(Source records)
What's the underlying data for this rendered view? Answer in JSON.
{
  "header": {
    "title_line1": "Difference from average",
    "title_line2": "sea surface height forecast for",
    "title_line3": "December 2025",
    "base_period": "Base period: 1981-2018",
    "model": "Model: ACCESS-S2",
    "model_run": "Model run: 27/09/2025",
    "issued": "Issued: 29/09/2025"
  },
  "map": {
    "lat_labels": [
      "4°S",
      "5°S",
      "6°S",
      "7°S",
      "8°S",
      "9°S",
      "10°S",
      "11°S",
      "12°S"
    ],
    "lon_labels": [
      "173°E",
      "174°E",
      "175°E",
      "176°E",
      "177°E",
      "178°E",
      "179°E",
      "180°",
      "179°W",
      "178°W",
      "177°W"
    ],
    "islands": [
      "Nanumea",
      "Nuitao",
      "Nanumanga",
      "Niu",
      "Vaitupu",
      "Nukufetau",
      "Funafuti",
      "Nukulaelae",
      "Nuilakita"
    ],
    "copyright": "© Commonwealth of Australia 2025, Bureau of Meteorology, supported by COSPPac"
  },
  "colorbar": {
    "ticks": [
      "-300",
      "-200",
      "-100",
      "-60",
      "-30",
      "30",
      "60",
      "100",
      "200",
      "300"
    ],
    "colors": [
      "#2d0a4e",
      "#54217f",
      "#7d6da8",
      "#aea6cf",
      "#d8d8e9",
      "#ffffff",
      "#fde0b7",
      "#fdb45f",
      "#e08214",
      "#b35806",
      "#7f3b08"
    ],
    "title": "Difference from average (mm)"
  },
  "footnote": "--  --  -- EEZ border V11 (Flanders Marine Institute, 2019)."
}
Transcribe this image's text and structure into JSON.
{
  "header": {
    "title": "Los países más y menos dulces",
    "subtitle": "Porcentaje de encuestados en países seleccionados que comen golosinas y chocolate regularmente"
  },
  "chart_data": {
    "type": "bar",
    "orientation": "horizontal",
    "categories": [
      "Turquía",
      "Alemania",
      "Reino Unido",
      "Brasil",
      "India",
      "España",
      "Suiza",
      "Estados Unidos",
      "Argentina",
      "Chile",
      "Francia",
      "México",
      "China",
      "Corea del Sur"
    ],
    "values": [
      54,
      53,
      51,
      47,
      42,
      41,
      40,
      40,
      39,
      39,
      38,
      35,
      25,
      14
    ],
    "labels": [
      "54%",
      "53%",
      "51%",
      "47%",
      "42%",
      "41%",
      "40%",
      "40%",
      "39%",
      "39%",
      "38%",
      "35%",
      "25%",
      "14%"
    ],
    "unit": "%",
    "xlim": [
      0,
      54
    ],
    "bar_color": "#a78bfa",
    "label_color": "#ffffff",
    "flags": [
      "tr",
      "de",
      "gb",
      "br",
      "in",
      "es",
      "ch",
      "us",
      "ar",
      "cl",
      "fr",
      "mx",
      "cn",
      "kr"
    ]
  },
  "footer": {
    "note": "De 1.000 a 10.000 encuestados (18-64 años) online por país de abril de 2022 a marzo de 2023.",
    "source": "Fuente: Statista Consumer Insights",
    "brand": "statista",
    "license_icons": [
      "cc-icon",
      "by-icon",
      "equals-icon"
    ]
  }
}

__What is asked__: Please output every record, keeping each line exact.

__In response__:
What's the underlying data for this rendered view? Answer in JSON.
{
  "header": {
    "title_line1": "Difference from average",
    "title_line2": "sea surface height forecast for",
    "title_line3": "December 2025",
    "base_period": "Base period: 1981-2018",
    "model": "Model: ACCESS-S2",
    "model_run": "Model run: 27/09/2025",
    "issued": "Issued: 29/09/2025"
  },
  "map": {
    "lat_labels": [
      "4°S",
      "5°S",
      "6°S",
      "7°S",
      "8°S",
      "9°S",
      "10°S",
      "11°S",
      "12°S"
    ],
    "lon_labels": [
      "173°E",
      "174°E",
      "175°E",
      "176°E",
      "177°E",
      "178°E",
      "179°E",
      "180°",
      "179°W",
      "178°W",
      "177°W"
    ],
    "islands": [
      "Nanumea",
      "Nuitao",
      "Nanumanga",
      "Niu",
      "Vaitupu",
      "Nukufetau",
      "Funafuti",
      "Nukulaelae",
      "Nuilakita"
    ],
    "copyright": "© Commonwealth of Australia 2025, Bureau of Meteorology, supported by COSPPac"
  },
  "colorbar": {
    "ticks": [
      "-300",
      "-200",
      "-100",
      "-60",
      "-30",
      "30",
      "60",
      "100",
      "200",
      "300"
    ],
    "colors": [
      "#2d0a4e",
      "#54217f",
      "#7d6da8",
      "#aea6cf",
      "#d8d8e9",
      "#ffffff",
      "#fde0b7",
      "#fdb45f",
      "#e08214",
      "#b35806",
      "#7f3b08"
    ],
    "title": "Difference from average (mm)"
  },
  "footnote": "--  --  -- EEZ border V11 (Flanders Marine Institute, 2019)."
}
Transcribe this image's text and structure into JSON.
{
  "header": {
    "title": "Los países más y menos dulces",
    "subtitle": "Porcentaje de encuestados en países seleccionados que comen golosinas y chocolate regularmente"
  },
  "chart_data": {
    "type": "bar",
    "orientation": "horizontal",
    "categories": [
      "Turquía",
      "Alemania",
      "Reino Unido",
      "Brasil",
      "India",
      "España",
      "Suiza",
      "Estados Unidos",
      "Argentina",
      "Chile",
      "Francia",
      "México",
      "China",
      "Corea del Sur"
    ],
    "values": [
      54,
      53,
      51,
      47,
      42,
      41,
      40,
      40,
      39,
      39,
      38,
      35,
      25,
      14
    ],
    "labels": [
      "54%",
      "53%",
      "51%",
      "47%",
      "42%",
      "41%",
      "40%",
      "40%",
      "39%",
      "39%",
      "38%",
      "35%",
      "25%",
      "14%"
    ],
    "unit": "%",
    "xlim": [
      0,
      54
    ],
    "bar_color": "#a78bfa",
    "label_color": "#ffffff",
    "flags": [
      "tr",
      "de",
      "gb",
      "br",
      "in",
      "es",
      "ch",
      "us",
      "ar",
      "cl",
      "fr",
      "mx",
      "cn",
      "kr"
    ]
  },
  "footer": {
    "note": "De 1.000 a 10.000 encuestados (18-64 años) online por país de abril de 2022 a marzo de 2023.",
    "source": "Fuente: Statista Consumer Insights",
    "brand": "statista",
    "license_icons": [
      "cc-icon",
      "by-icon",
      "equals-icon"
    ]
  }
}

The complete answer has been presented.